Goals ::
A. In the PBSPro setup guide, retype the passage from "- On the master" up to and including "for the password.".
B. What command does the PBSPro setup guide give for installing pdsh on the head node?

Document ::
=-=-=-=-=
Make sure to change the name of the head node in the mom_priv.config.sample file.
The entire process can be broken down into these steps:
-
Get a minimum of two nodes, although three is recommended.
-
Install PBSPro from source on the head node
-
Configure the hostnames of all the hosts in the
/etc/hosts
file. -
Install pdsh on the head node by running
sudo apt install pdsh
-
Configure passwordless ssh by generating the rsa keys of the master and adding the public key as authorized_keys in all the nodes.
- On the master run ssh-keygen -t rsa
- Leave all options as default
- Now move the content of the file
~/.ssh/id_rsa.pub
to~/.ssh/authorized_keys
in all the nodes which you want to make as compute nodes. chmod -R 700 ~/.ssh
chmod 600 ~/.ssh/*
service ssh restart
Now you can try doing something like ssh hostname
and it should work without prompting you for the password.
=-=-=-=-=
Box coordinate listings
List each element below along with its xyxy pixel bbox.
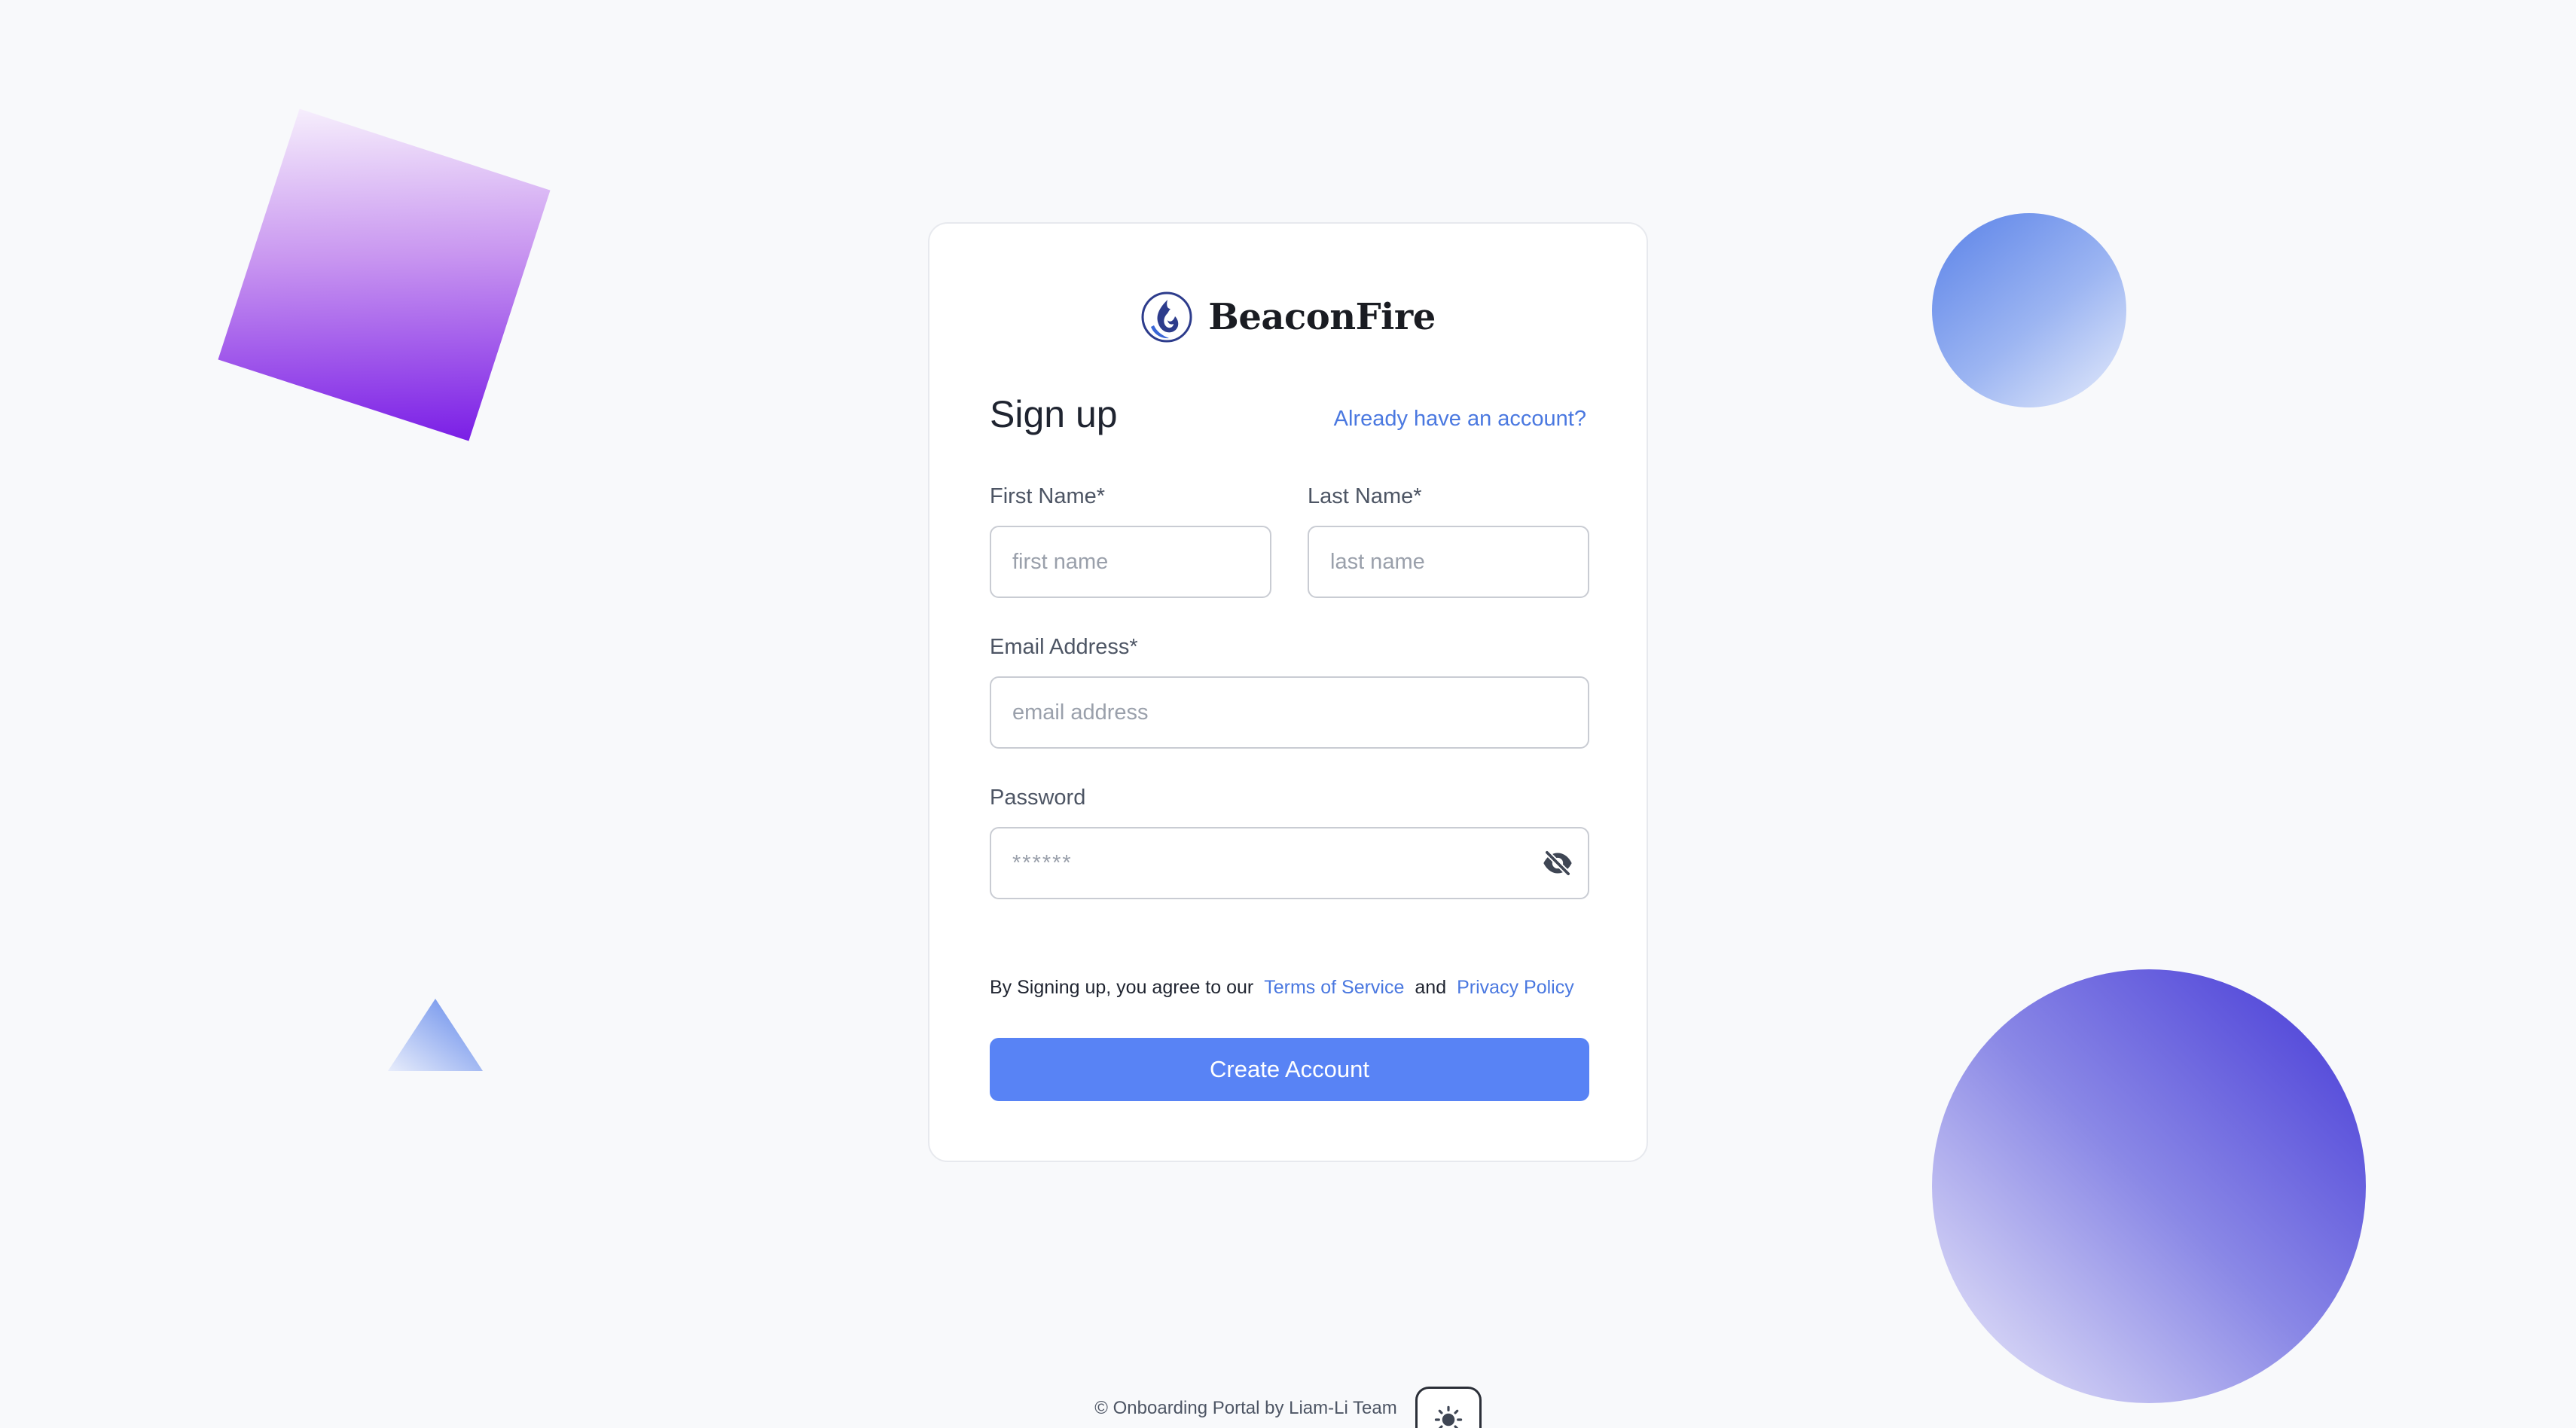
terms-prefix: By Signing up, you agree to our bbox=[990, 976, 1254, 998]
title-row: Sign up Already have an account? bbox=[990, 388, 1586, 441]
first-name-input[interactable] bbox=[990, 526, 1271, 598]
last-name-input[interactable] bbox=[1308, 526, 1589, 598]
flame-logo-icon bbox=[1141, 291, 1192, 343]
page-title: Sign up bbox=[990, 393, 1118, 435]
decorative-circle-small bbox=[1932, 213, 2126, 407]
last-name-label: Last Name* bbox=[1308, 484, 1422, 508]
terms-agreement: By Signing up, you agree to our Terms of… bbox=[990, 972, 1586, 1002]
brand-name: BeaconFire bbox=[1208, 296, 1436, 338]
password-input[interactable] bbox=[990, 827, 1589, 899]
first-name-label: First Name* bbox=[990, 484, 1106, 508]
footer: © Onboarding Portal by Liam-Li Team bbox=[0, 1378, 2576, 1428]
create-account-button[interactable]: Create Account bbox=[990, 1038, 1589, 1101]
theme-toggle-button[interactable] bbox=[1415, 1387, 1482, 1428]
email-input[interactable] bbox=[990, 676, 1589, 749]
password-label: Password bbox=[990, 786, 1086, 810]
email-label: Email Address* bbox=[990, 635, 1138, 659]
terms-of-service-link[interactable]: Terms of Service bbox=[1264, 977, 1404, 999]
page: BeaconFire Sign up Already have an accou… bbox=[0, 0, 2576, 1428]
terms-and: and bbox=[1415, 976, 1447, 998]
footer-text: © Onboarding Portal by Liam-Li Team bbox=[1094, 1398, 1397, 1418]
decorative-circle-large bbox=[1932, 969, 2366, 1403]
brand: BeaconFire bbox=[929, 290, 1647, 344]
privacy-policy-link[interactable]: Privacy Policy bbox=[1457, 977, 1574, 999]
sun-icon bbox=[1434, 1405, 1462, 1428]
decorative-square bbox=[218, 108, 551, 441]
signin-link[interactable]: Already have an account? bbox=[1334, 398, 1586, 432]
signup-card: BeaconFire Sign up Already have an accou… bbox=[928, 222, 1648, 1162]
eye-slash-icon[interactable] bbox=[1540, 845, 1576, 881]
decorative-triangle bbox=[388, 999, 483, 1071]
=-=-=-=-=
Answers provided ::
A.
- On the master run ssh-keygen -t rsa
- Leave all options as default
- Now move the content of the file
~/.ssh/id_rsa.pub
to~/.ssh/authorized_keys
in all the nodes which you want to make as compute nodes. chmod -R 700 ~/.ssh
chmod 600 ~/.ssh/*
service ssh restart
Now you can try doing something like ssh hostname
and it should work without prompting you for the password.

B. sudo apt install pdsh